What you are asked to do. Write out the full set of records exactly. Any pictures in them do not belong in the copy.

(Figure collection entries)

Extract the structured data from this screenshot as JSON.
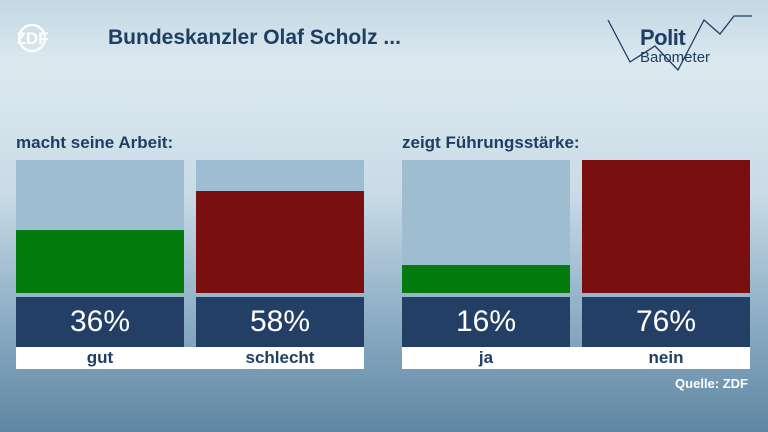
{
  "header": {
    "broadcaster": "ZDF",
    "title": "Bundeskanzler Olaf Scholz ...",
    "logo_line1": "Polit",
    "logo_line2": "Barometer"
  },
  "chart_data": [
    {
      "type": "bar",
      "title": "macht seine Arbeit:",
      "categories": [
        "gut",
        "schlecht"
      ],
      "values": [
        36,
        58
      ],
      "value_labels": [
        "36%",
        "58%"
      ],
      "colors": [
        "#047c0d",
        "#7a0f0f"
      ],
      "ylim": [
        0,
        76
      ]
    },
    {
      "type": "bar",
      "title": "zeigt Führungsstärke:",
      "categories": [
        "ja",
        "nein"
      ],
      "values": [
        16,
        76
      ],
      "value_labels": [
        "16%",
        "76%"
      ],
      "colors": [
        "#047c0d",
        "#7a0f0f"
      ],
      "ylim": [
        0,
        76
      ]
    }
  ],
  "footer": {
    "source": "Quelle: ZDF"
  }
}
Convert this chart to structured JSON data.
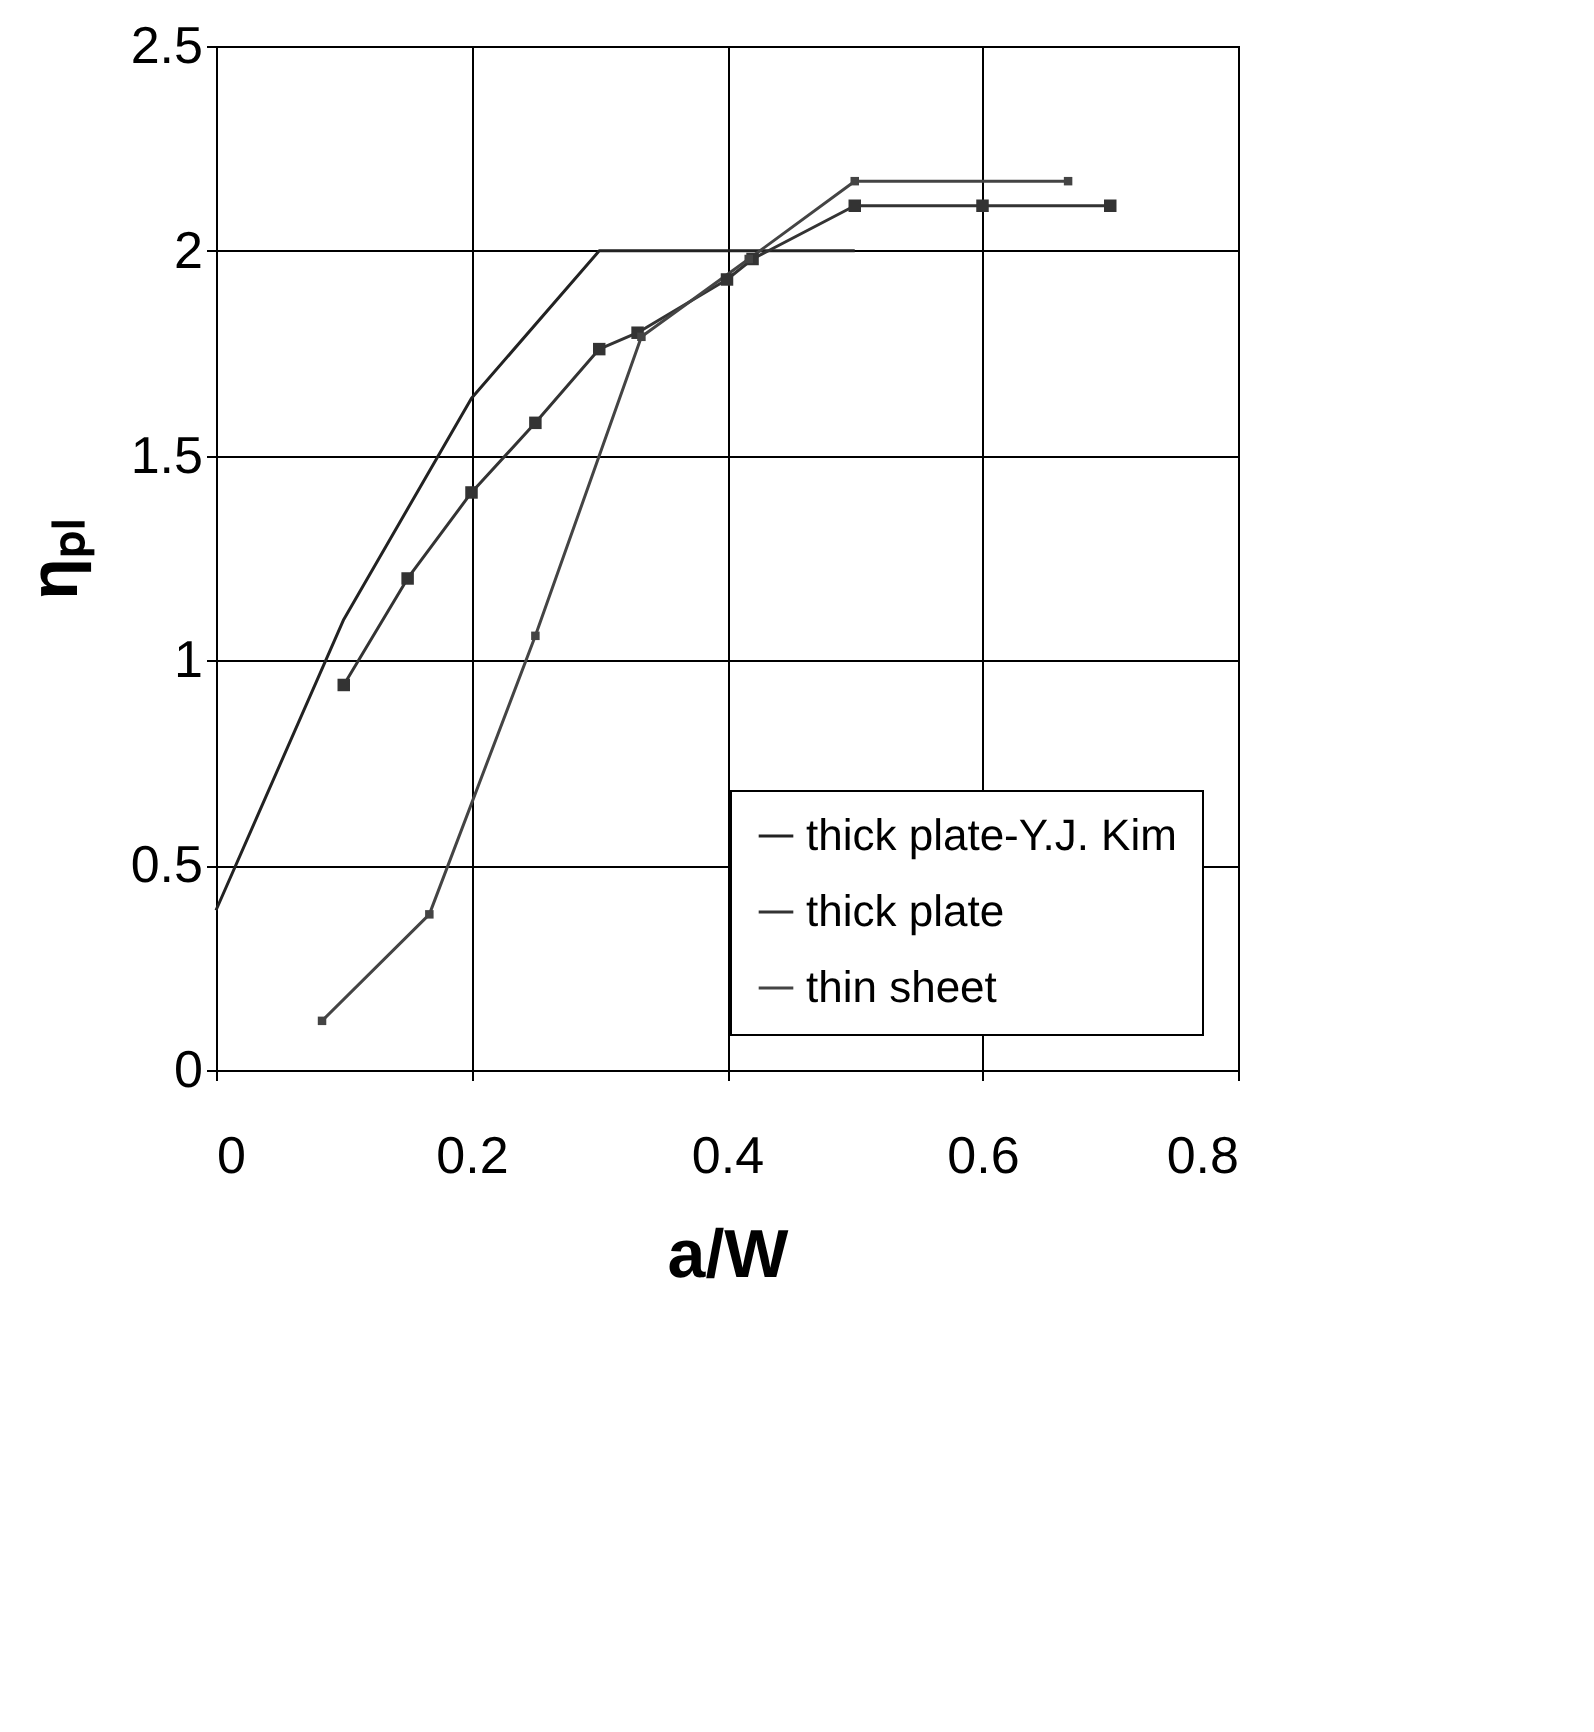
{
  "chart_data": {
    "type": "line",
    "xlabel": "a/W",
    "ylabel": "ηₚₗ",
    "xlim": [
      0,
      0.8
    ],
    "xticks": [
      0,
      0.2,
      0.4,
      0.6,
      0.8
    ],
    "ylim": [
      0,
      2.5
    ],
    "yticks": [
      0,
      0.5,
      1,
      1.5,
      2,
      2.5
    ],
    "grid": true,
    "legend": "bottom right",
    "series": [
      {
        "name": "thick plate-Y.J. Kim",
        "color": "#222222",
        "marker": "none",
        "x": [
          0,
          0.1,
          0.2,
          0.3,
          0.5
        ],
        "values": [
          0.39,
          1.1,
          1.64,
          2.0,
          2.0
        ]
      },
      {
        "name": "thick plate",
        "color": "#333333",
        "marker": "square",
        "x": [
          0.1,
          0.15,
          0.2,
          0.25,
          0.3,
          0.33,
          0.4,
          0.42,
          0.5,
          0.6,
          0.7
        ],
        "values": [
          0.94,
          1.2,
          1.41,
          1.58,
          1.76,
          1.8,
          1.93,
          1.98,
          2.11,
          2.11,
          2.11
        ]
      },
      {
        "name": "thin sheet",
        "color": "#444444",
        "marker": "square",
        "x": [
          0.083,
          0.167,
          0.25,
          0.333,
          0.417,
          0.5,
          0.667
        ],
        "values": [
          0.12,
          0.38,
          1.06,
          1.79,
          1.98,
          2.17,
          2.17
        ]
      }
    ]
  }
}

Written response.
Extract the structured data from this screenshot as JSON.
{
  "header": {
    "broadcaster": "ZDF",
    "title": "Bundeskanzler Olaf Scholz ...",
    "logo_line1": "Polit",
    "logo_line2": "Barometer"
  },
  "chart_data": [
    {
      "type": "bar",
      "title": "macht seine Arbeit:",
      "categories": [
        "gut",
        "schlecht"
      ],
      "values": [
        36,
        58
      ],
      "value_labels": [
        "36%",
        "58%"
      ],
      "colors": [
        "#047c0d",
        "#7a0f0f"
      ],
      "ylim": [
        0,
        76
      ]
    },
    {
      "type": "bar",
      "title": "zeigt Führungsstärke:",
      "categories": [
        "ja",
        "nein"
      ],
      "values": [
        16,
        76
      ],
      "value_labels": [
        "16%",
        "76%"
      ],
      "colors": [
        "#047c0d",
        "#7a0f0f"
      ],
      "ylim": [
        0,
        76
      ]
    }
  ],
  "footer": {
    "source": "Quelle: ZDF"
  }
}
Convert this chart to structured JSON data.
{
  "chart_data": {
    "type": "line",
    "xlabel": "a/W",
    "ylabel": "ηₚₗ",
    "xlim": [
      0,
      0.8
    ],
    "xticks": [
      0,
      0.2,
      0.4,
      0.6,
      0.8
    ],
    "ylim": [
      0,
      2.5
    ],
    "yticks": [
      0,
      0.5,
      1,
      1.5,
      2,
      2.5
    ],
    "grid": true,
    "legend": "bottom right",
    "series": [
      {
        "name": "thick plate-Y.J. Kim",
        "color": "#222222",
        "marker": "none",
        "x": [
          0,
          0.1,
          0.2,
          0.3,
          0.5
        ],
        "values": [
          0.39,
          1.1,
          1.64,
          2.0,
          2.0
        ]
      },
      {
        "name": "thick plate",
        "color": "#333333",
        "marker": "square",
        "x": [
          0.1,
          0.15,
          0.2,
          0.25,
          0.3,
          0.33,
          0.4,
          0.42,
          0.5,
          0.6,
          0.7
        ],
        "values": [
          0.94,
          1.2,
          1.41,
          1.58,
          1.76,
          1.8,
          1.93,
          1.98,
          2.11,
          2.11,
          2.11
        ]
      },
      {
        "name": "thin sheet",
        "color": "#444444",
        "marker": "square",
        "x": [
          0.083,
          0.167,
          0.25,
          0.333,
          0.417,
          0.5,
          0.667
        ],
        "values": [
          0.12,
          0.38,
          1.06,
          1.79,
          1.98,
          2.17,
          2.17
        ]
      }
    ]
  }
}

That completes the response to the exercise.